▶ [Raw data]:

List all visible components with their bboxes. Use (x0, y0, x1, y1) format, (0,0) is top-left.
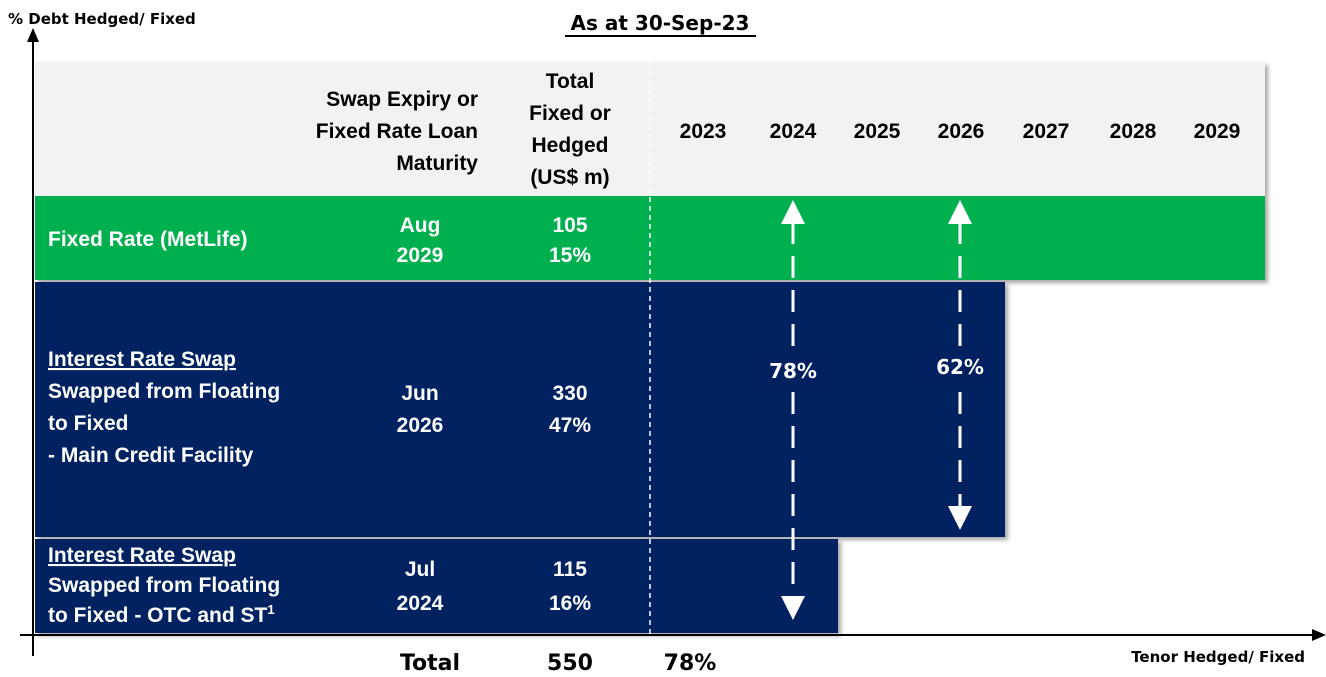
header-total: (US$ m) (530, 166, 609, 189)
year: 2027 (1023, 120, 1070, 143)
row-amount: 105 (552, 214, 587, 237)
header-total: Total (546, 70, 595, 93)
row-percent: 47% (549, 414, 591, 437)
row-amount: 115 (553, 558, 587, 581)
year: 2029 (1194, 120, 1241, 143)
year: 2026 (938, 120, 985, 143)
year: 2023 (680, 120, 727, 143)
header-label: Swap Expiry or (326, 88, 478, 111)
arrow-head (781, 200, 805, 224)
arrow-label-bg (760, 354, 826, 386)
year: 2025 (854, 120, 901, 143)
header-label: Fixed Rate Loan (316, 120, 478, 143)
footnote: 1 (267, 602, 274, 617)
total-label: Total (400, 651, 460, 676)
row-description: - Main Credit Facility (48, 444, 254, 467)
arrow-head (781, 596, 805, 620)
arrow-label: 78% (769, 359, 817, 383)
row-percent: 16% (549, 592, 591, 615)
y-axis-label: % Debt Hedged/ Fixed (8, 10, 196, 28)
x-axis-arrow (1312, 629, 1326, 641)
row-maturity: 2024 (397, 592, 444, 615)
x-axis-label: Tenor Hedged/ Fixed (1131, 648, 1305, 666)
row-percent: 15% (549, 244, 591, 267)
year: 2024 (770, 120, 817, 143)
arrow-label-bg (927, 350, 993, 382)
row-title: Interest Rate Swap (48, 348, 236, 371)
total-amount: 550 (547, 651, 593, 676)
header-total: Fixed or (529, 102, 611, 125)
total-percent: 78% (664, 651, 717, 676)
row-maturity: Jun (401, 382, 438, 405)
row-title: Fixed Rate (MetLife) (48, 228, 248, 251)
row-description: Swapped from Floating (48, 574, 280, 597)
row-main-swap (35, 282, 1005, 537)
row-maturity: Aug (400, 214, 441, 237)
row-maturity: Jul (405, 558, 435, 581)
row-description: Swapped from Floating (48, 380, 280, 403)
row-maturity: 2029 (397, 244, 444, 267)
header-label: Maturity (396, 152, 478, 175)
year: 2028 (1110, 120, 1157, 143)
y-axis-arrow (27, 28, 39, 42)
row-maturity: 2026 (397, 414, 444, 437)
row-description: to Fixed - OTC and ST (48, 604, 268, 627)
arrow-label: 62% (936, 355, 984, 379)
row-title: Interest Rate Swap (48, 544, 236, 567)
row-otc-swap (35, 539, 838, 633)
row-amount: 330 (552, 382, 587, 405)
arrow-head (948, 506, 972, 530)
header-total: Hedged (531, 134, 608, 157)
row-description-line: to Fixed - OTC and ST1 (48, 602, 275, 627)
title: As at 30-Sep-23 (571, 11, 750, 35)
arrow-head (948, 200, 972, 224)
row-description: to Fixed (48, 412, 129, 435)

▶ [What is needed]: Set down every line of the items above again, unchanged, but leave out the picture.

▶ [Exercise solution]:
List all visible components with their bboxes. Use (x0, y0, x1, y1) format, (0,0) is top-left.
header-total: (US$ m) (530, 166, 609, 189)
year: 2027 (1023, 120, 1070, 143)
row-amount: 105 (552, 214, 587, 237)
header-total: Total (546, 70, 595, 93)
row-percent: 47% (549, 414, 591, 437)
row-amount: 115 (553, 558, 587, 581)
year: 2029 (1194, 120, 1241, 143)
year: 2026 (938, 120, 985, 143)
year: 2023 (680, 120, 727, 143)
header-label: Swap Expiry or (326, 88, 478, 111)
arrow-head (781, 200, 805, 224)
arrow-label-bg (760, 354, 826, 386)
year: 2025 (854, 120, 901, 143)
header-label: Fixed Rate Loan (316, 120, 478, 143)
footnote: 1 (267, 602, 274, 617)
total-label: Total (400, 651, 460, 676)
row-description: - Main Credit Facility (48, 444, 254, 467)
arrow-head (781, 596, 805, 620)
arrow-label: 78% (769, 359, 817, 383)
row-percent: 16% (549, 592, 591, 615)
y-axis-label: % Debt Hedged/ Fixed (8, 10, 196, 28)
x-axis-arrow (1312, 629, 1326, 641)
row-maturity: 2024 (397, 592, 444, 615)
x-axis-label: Tenor Hedged/ Fixed (1131, 648, 1305, 666)
row-percent: 15% (549, 244, 591, 267)
year: 2024 (770, 120, 817, 143)
arrow-label-bg (927, 350, 993, 382)
row-title: Interest Rate Swap (48, 348, 236, 371)
total-amount: 550 (547, 651, 593, 676)
header-total: Fixed or (529, 102, 611, 125)
total-percent: 78% (664, 651, 717, 676)
row-maturity: Jun (401, 382, 438, 405)
row-title: Fixed Rate (MetLife) (48, 228, 248, 251)
row-description: Swapped from Floating (48, 574, 280, 597)
row-main-swap (35, 282, 1005, 537)
row-maturity: Aug (400, 214, 441, 237)
row-maturity: Jul (405, 558, 435, 581)
row-description: Swapped from Floating (48, 380, 280, 403)
row-maturity: 2029 (397, 244, 444, 267)
header-label: Maturity (396, 152, 478, 175)
year: 2028 (1110, 120, 1157, 143)
y-axis-arrow (27, 28, 39, 42)
row-maturity: 2026 (397, 414, 444, 437)
row-description: to Fixed - OTC and ST (48, 604, 268, 627)
arrow-label: 62% (936, 355, 984, 379)
row-title: Interest Rate Swap (48, 544, 236, 567)
row-otc-swap (35, 539, 838, 633)
row-amount: 330 (552, 382, 587, 405)
arrow-head (948, 506, 972, 530)
header-total: Hedged (531, 134, 608, 157)
row-description-line: to Fixed - OTC and ST1 (48, 602, 275, 627)
title: As at 30-Sep-23 (571, 11, 750, 35)
arrow-head (948, 200, 972, 224)
row-description: to Fixed (48, 412, 129, 435)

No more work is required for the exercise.